Source material —
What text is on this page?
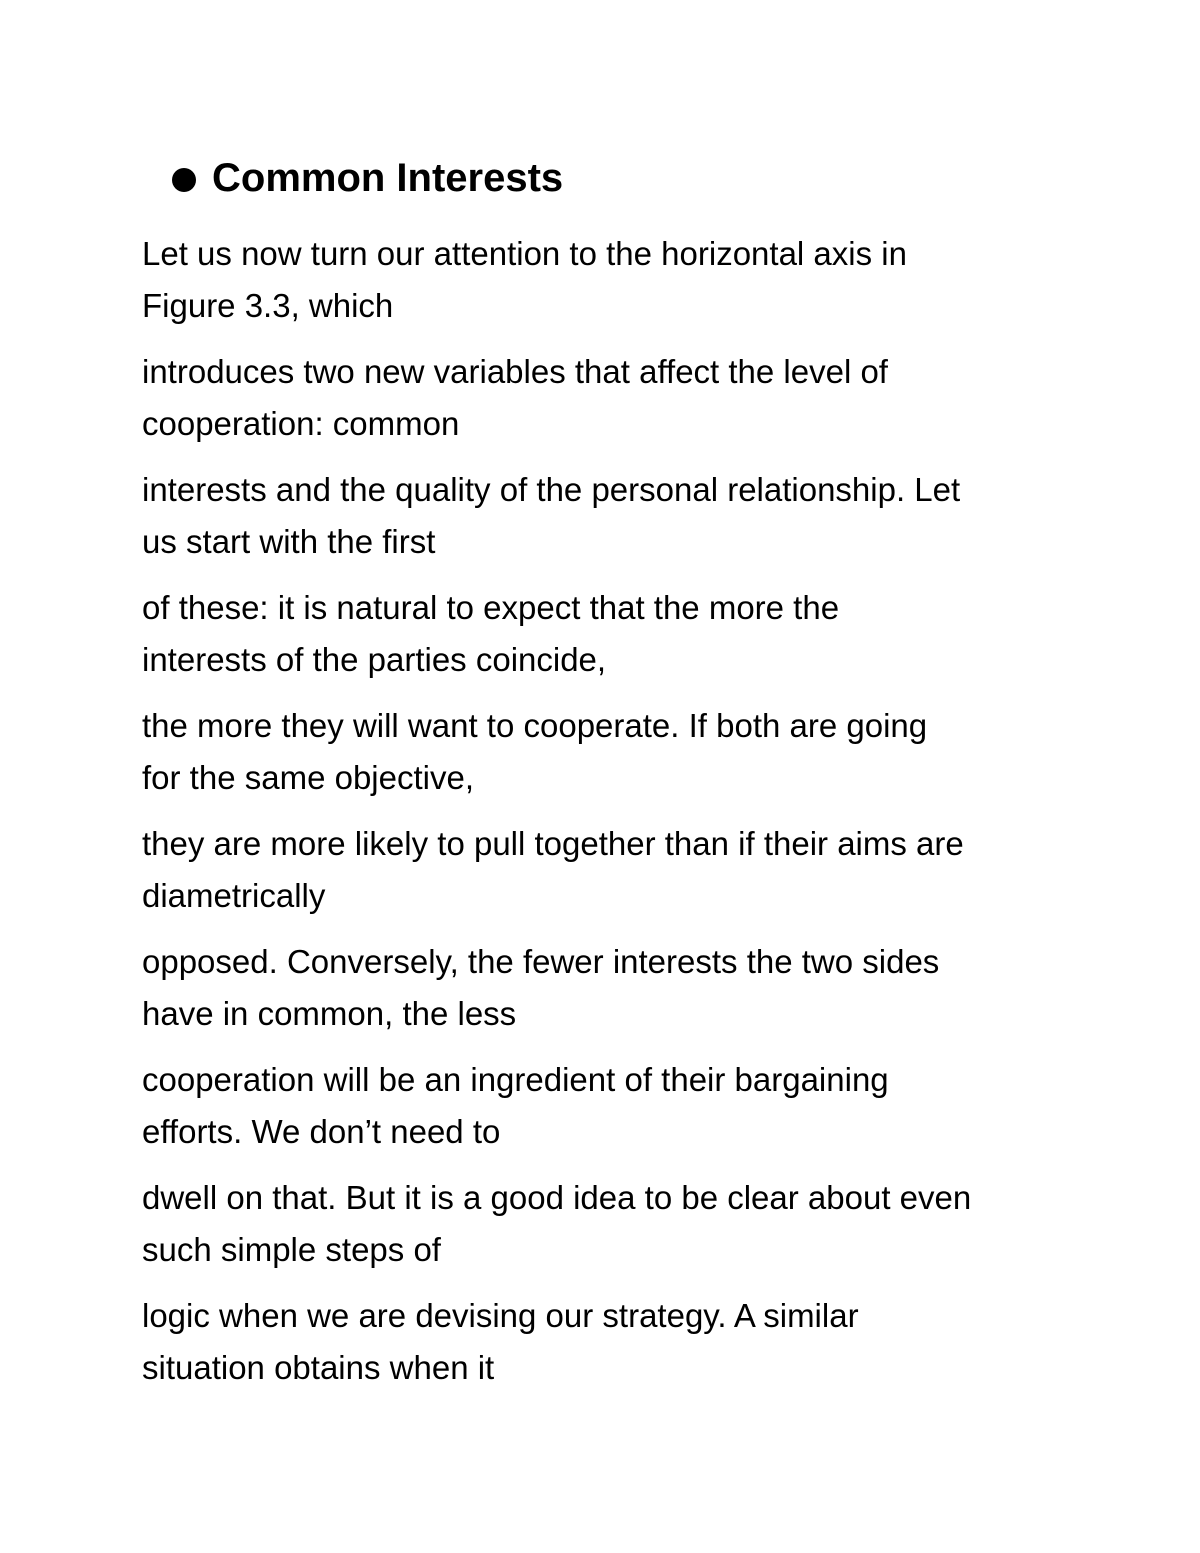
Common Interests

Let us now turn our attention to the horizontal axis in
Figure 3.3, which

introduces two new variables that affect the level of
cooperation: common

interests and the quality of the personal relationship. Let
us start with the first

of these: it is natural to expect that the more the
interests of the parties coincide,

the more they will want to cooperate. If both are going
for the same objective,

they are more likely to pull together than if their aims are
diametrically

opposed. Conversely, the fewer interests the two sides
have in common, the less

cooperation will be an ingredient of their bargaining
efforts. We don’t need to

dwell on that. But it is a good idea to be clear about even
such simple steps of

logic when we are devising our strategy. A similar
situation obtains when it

What needs to be done —
Find each line in the records holding the string "they" and show it.

Full response —
the more they will want to cooperate. If both are going
they are more likely to pull together than if their aims are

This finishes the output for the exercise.